## EXERCISE DETAILS
Locate and copy all lines bearing the word "Followers".

=== MATERIAL FOR THE TASK ===

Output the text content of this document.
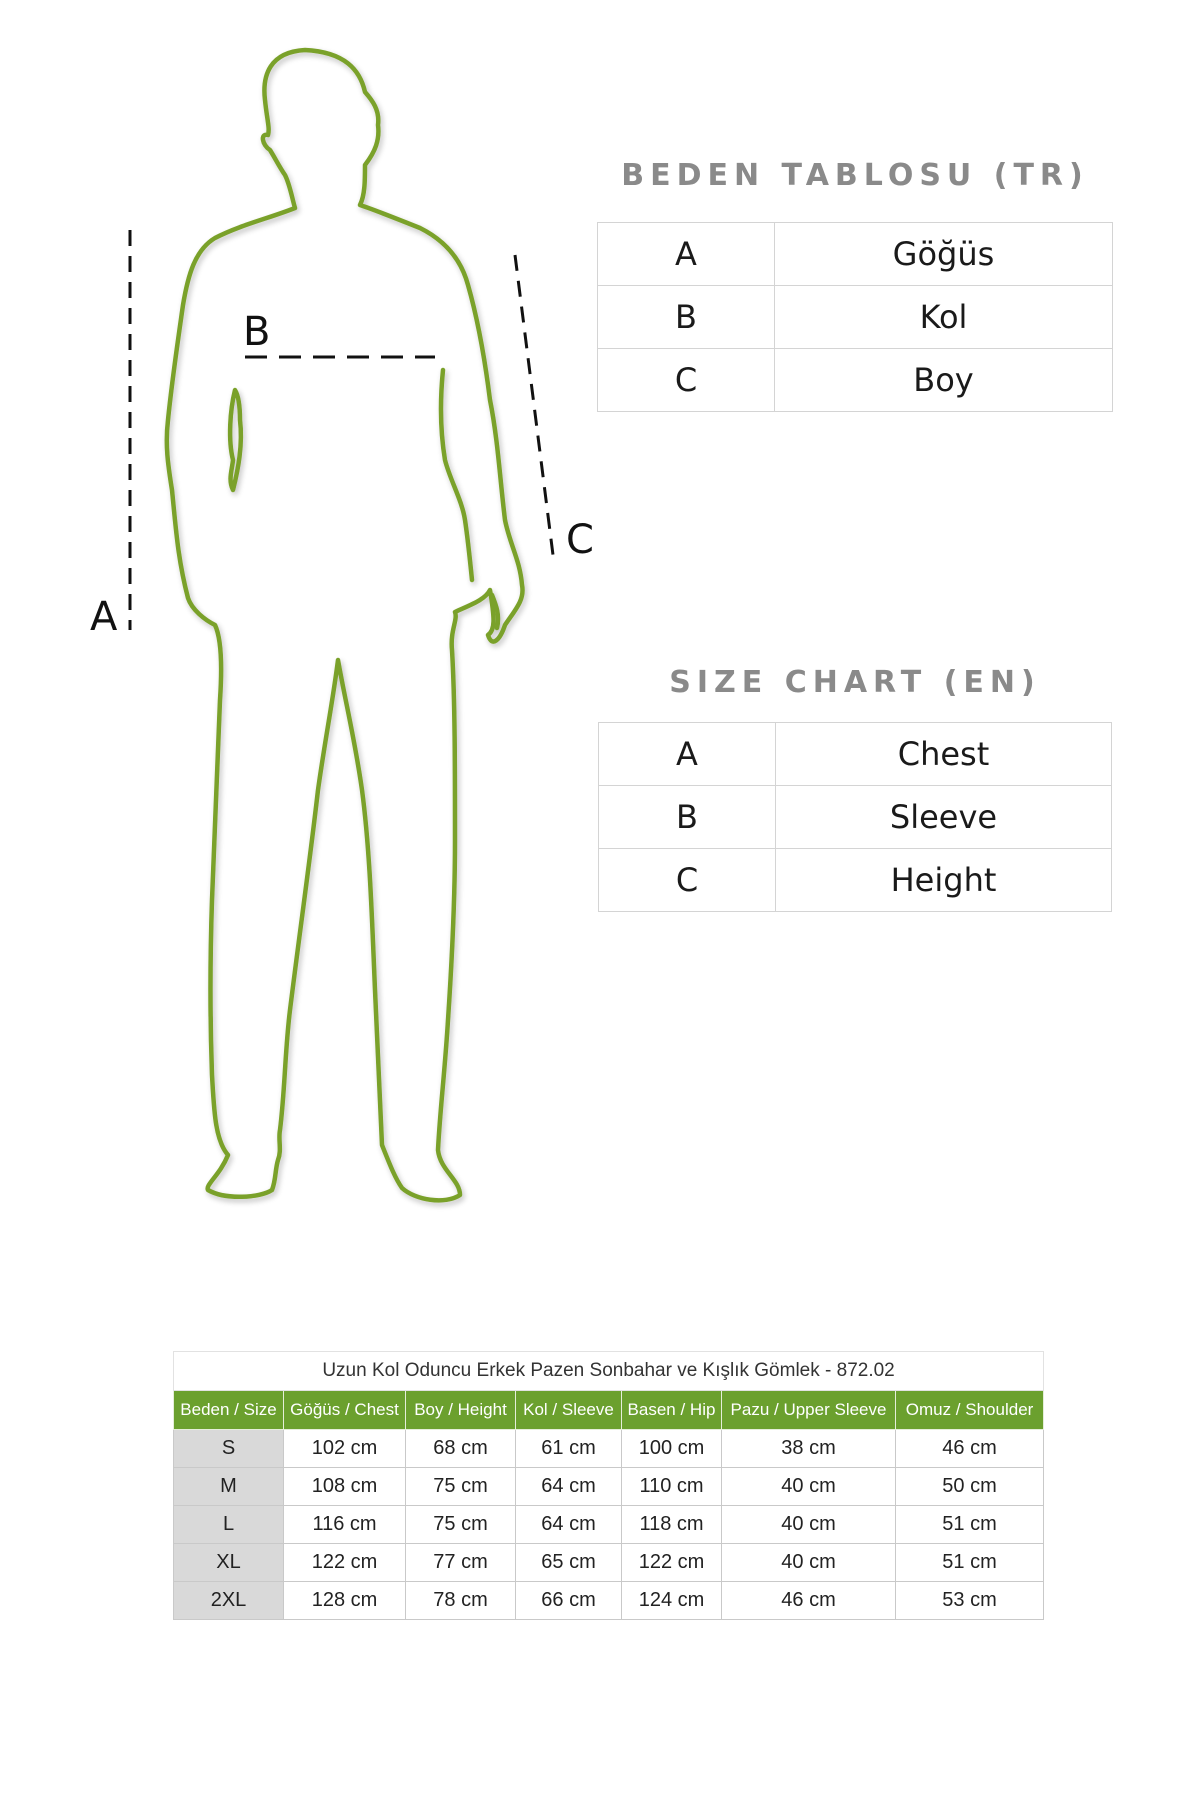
A
B
C
BEDEN TABLOSU (TR)
A	Göğüs
B	Kol
C	Boy
SIZE CHART (EN)
A	Chest
B	Sleeve
C	Height
Uzun Kol Oduncu Erkek Pazen Sonbahar ve Kışlık Gömlek - 872.02						
Beden / Size	Göğüs / Chest	Boy / Height	Kol / Sleeve	Basen / Hip	Pazu / Upper Sleeve	Omuz / Shoulder
S	102 cm	68 cm	61 cm	100 cm	38 cm	46 cm
M	108 cm	75 cm	64 cm	110 cm	40 cm	50 cm
L	116 cm	75 cm	64 cm	118 cm	40 cm	51 cm
XL	122 cm	77 cm	65 cm	122 cm	40 cm	51 cm
2XL	128 cm	78 cm	66 cm	124 cm	46 cm	53 cm
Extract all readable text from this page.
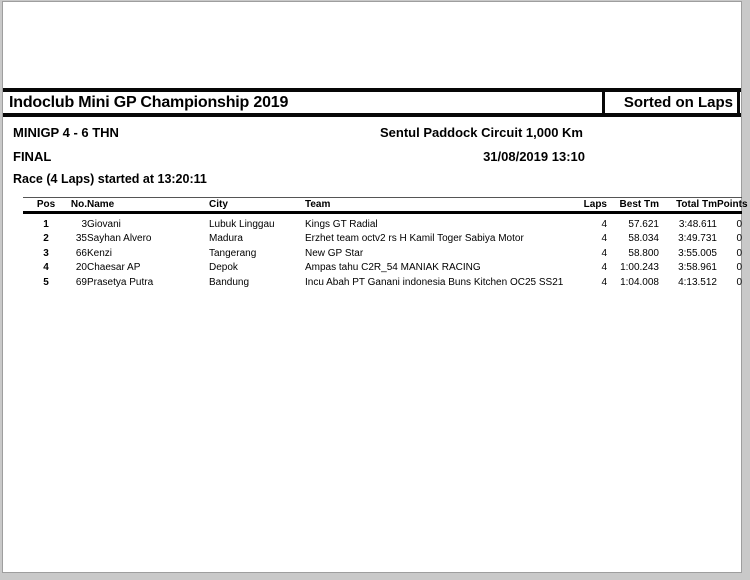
Indoclub Mini GP Championship 2019	Sorted on Laps
MINIGP 4 - 6 THN	Sentul Paddock Circuit 1,000 Km
FINAL	31/08/2019 13:10
Race (4 Laps) started at 13:20:11
Pos	No.	Name	City	Team	Laps	Best Tm	Total Tm	Points
1	3	Giovani	Lubuk Linggau	Kings GT Radial	4	57.621	3:48.611	0
2	35	Sayhan Alvero	Madura	Erzhet team octv2 rs H Kamil Toger Sabiya Motor	4	58.034	3:49.731	0
3	66	Kenzi	Tangerang	New GP Star	4	58.800	3:55.005	0
4	20	Chaesar AP	Depok	Ampas tahu C2R_54 MANIAK RACING	4	1:00.243	3:58.961	0
5	69	Prasetya Putra	Bandung	Incu Abah PT Ganani indonesia Buns Kitchen OC25 SS21	4	1:04.008	4:13.512	0
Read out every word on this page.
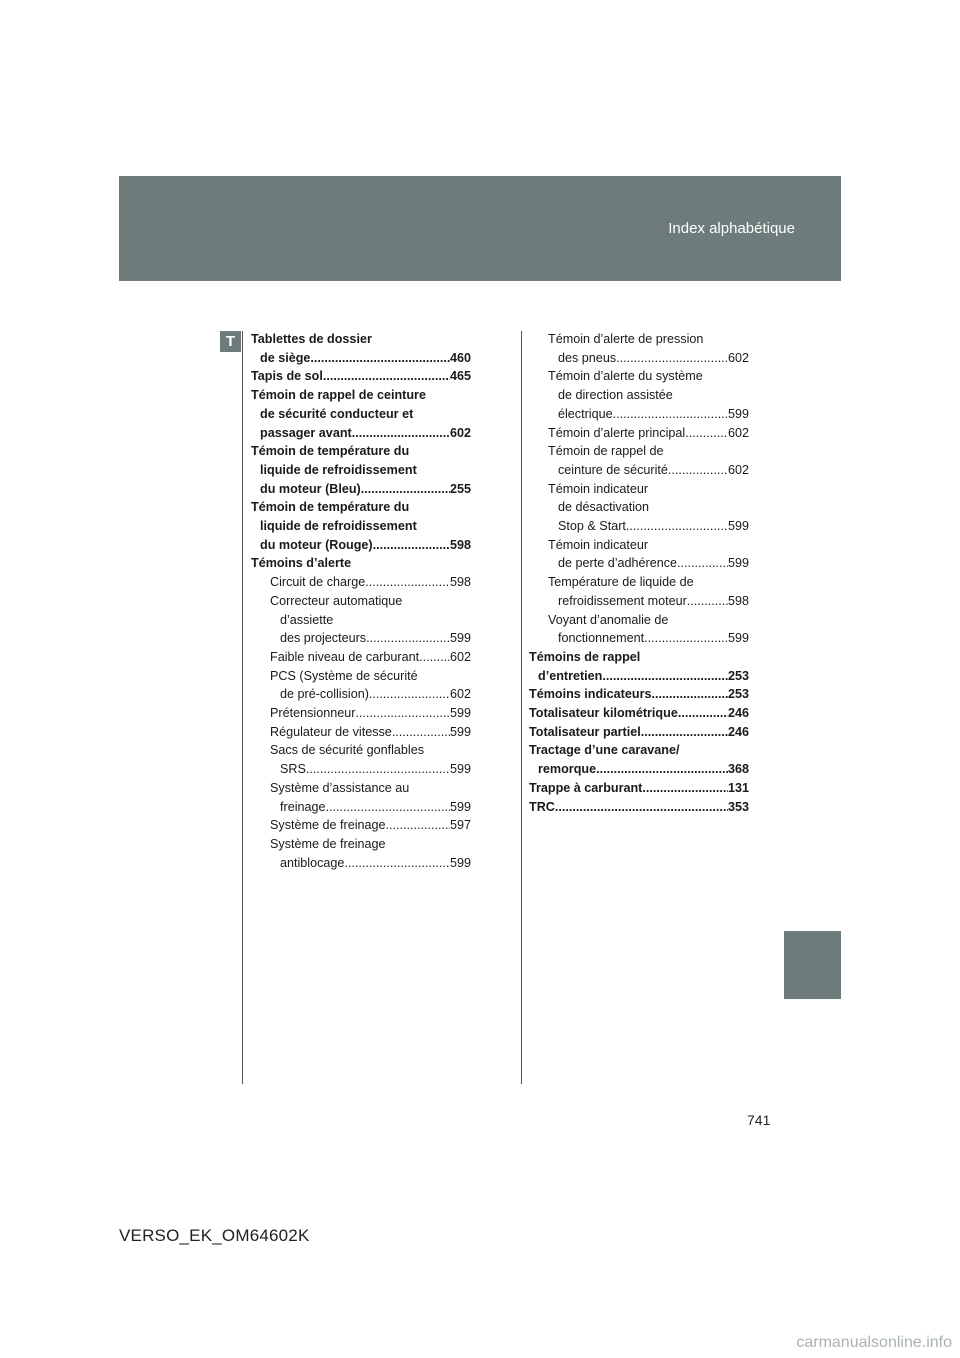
Index alphabétique
T	Tablettes de dossier
de siège .....	460
Tapis de sol .....	465
Témoin de rappel de ceinture
de sécurité conducteur et
passager avant .....	602
Témoin de température du
liquide de refroidissement
du moteur (Bleu) .....	255
Témoin de température du
liquide de refroidissement
du moteur (Rouge) .....	598
Témoins d’alerte
Circuit de charge .....	598
Correcteur automatique
d’assiette
des projecteurs .....	599
Faible niveau de carburant ..... 602
PCS (Système de sécurité
de pré-collision) .....	602
Prétensionneur .....	599
Régulateur de vitesse .....	599
Sacs de sécurité gonflables
SRS .....	599
Système d’assistance au
freinage .....	599
Système de freinage .....	597
Système de freinage
antiblocage .....	599
Témoin d’alerte de pression
des pneus .....	602
Témoin d’alerte du système
de direction assistée
électrique .....	599
Témoin d’alerte principal .....	602
Témoin de rappel de
ceinture de sécurité .....	602
Témoin indicateur
de désactivation
Stop & Start .....	599
Témoin indicateur
de perte d’adhérence .....	599
Température de liquide de
refroidissement moteur .....	598
Voyant d’anomalie de
fonctionnement .....	599
Témoins de rappel
d’entretien .....	253
Témoins indicateurs .....	253
Totalisateur kilométrique .....	246
Totalisateur partiel .....	246
Tractage d’une caravane/
remorque .....	368
Trappe à carburant .....	131
TRC .....	353
741
VERSO_EK_OM64602K
carmanualsonline.info
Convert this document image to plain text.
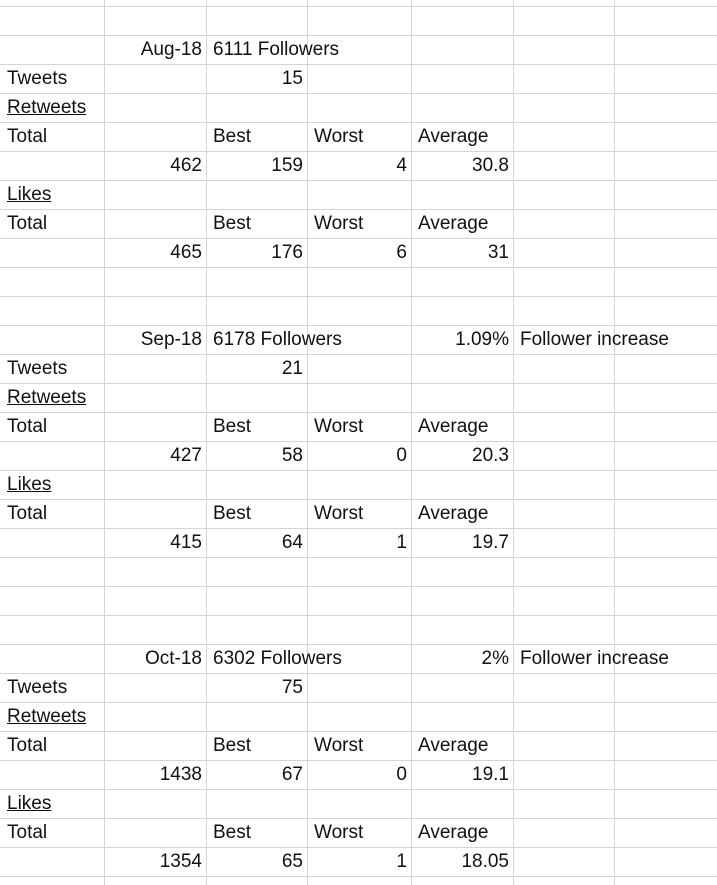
Aug-18 6111 Followers
Tweets	15
Retweets
Total	Best	Worst	Average
462	159	4	30.8
Likes
Total	Best	Worst	Average
465	176	6	31
Sep-18 6178 Followers	1.09% Follower increase
Tweets	21
Retweets
Total	Best	Worst	Average
427	58	0	20.3
Likes
Total	Best	Worst	Average
415	64	1	19.7
Oct-18 6302 Followers	2% Follower increase
Tweets	75
Retweets
Total	Best	Worst	Average
1438	67	0	19.1
Likes
Total	Best	Worst	Average
1354	65	1	18.05
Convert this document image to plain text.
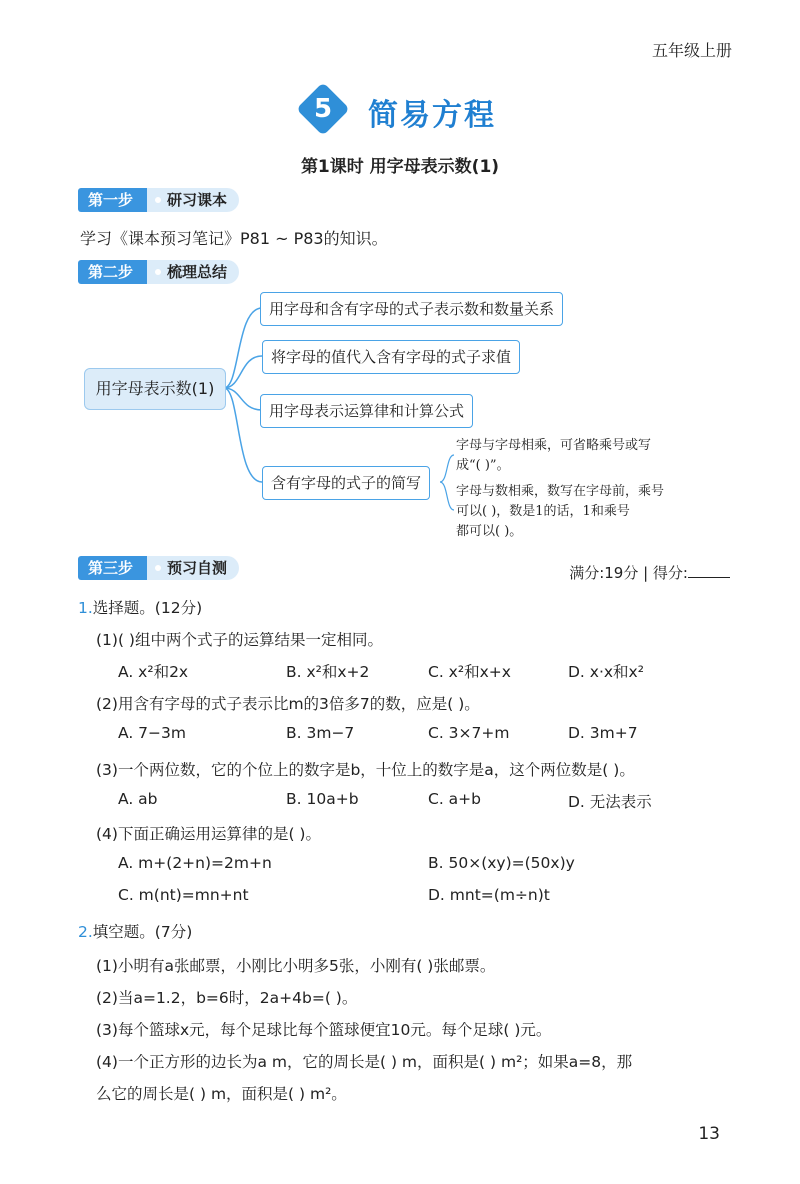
五年级上册
5	简易方程
第1课时 用字母表示数(1)
第一步 研习课本
学习《课本预习笔记》P81 ~ P83的知识。
第二步 梳理总结
用字母表示数(1)
用字母和含有字母的式子表示数和数量关系
将字母的值代入含有字母的式子求值
用字母表示运算律和计算公式
含有字母的式子的简写
字母与字母相乘，可省略乘号或写
成“( )”。
字母与数相乘，数写在字母前，乘号
可以( )，数是1的话，1和乘号
都可以( )。
第三步 预习自测	满分:19分 | 得分:
1.选择题。(12分)
(1)( )组中两个式子的运算结果一定相同。
A. x²和2x	B. x²和x+2	C. x²和x+x	D. x·x和x²
(2)用含有字母的式子表示比m的3倍多7的数，应是( )。
A. 7−3m	B. 3m−7	C. 3×7+m	D. 3m+7
(3)一个两位数，它的个位上的数字是b，十位上的数字是a，这个两位数是( )。
A. ab	B. 10a+b	C. a+b	D. 无法表示
(4)下面正确运用运算律的是( )。
A. m+(2+n)=2m+n	B. 50×(xy)=(50x)y
C. m(nt)=mn+nt	D. mnt=(m÷n)t
2.填空题。(7分)
(1)小明有a张邮票，小刚比小明多5张，小刚有( )张邮票。
(2)当a=1.2，b=6时，2a+4b=( )。
(3)每个篮球x元，每个足球比每个篮球便宜10元。每个足球( )元。
(4)一个正方形的边长为a m，它的周长是( ) m，面积是( ) m²；如果a=8，那
么它的周长是( ) m，面积是( ) m²。
13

===

## RESULT OF THIS TASK
Aug-18 6111 Followers
Sep-18 6178 Followers	1.09% Follower increase
Oct-18 6302 Followers	2% Follower increase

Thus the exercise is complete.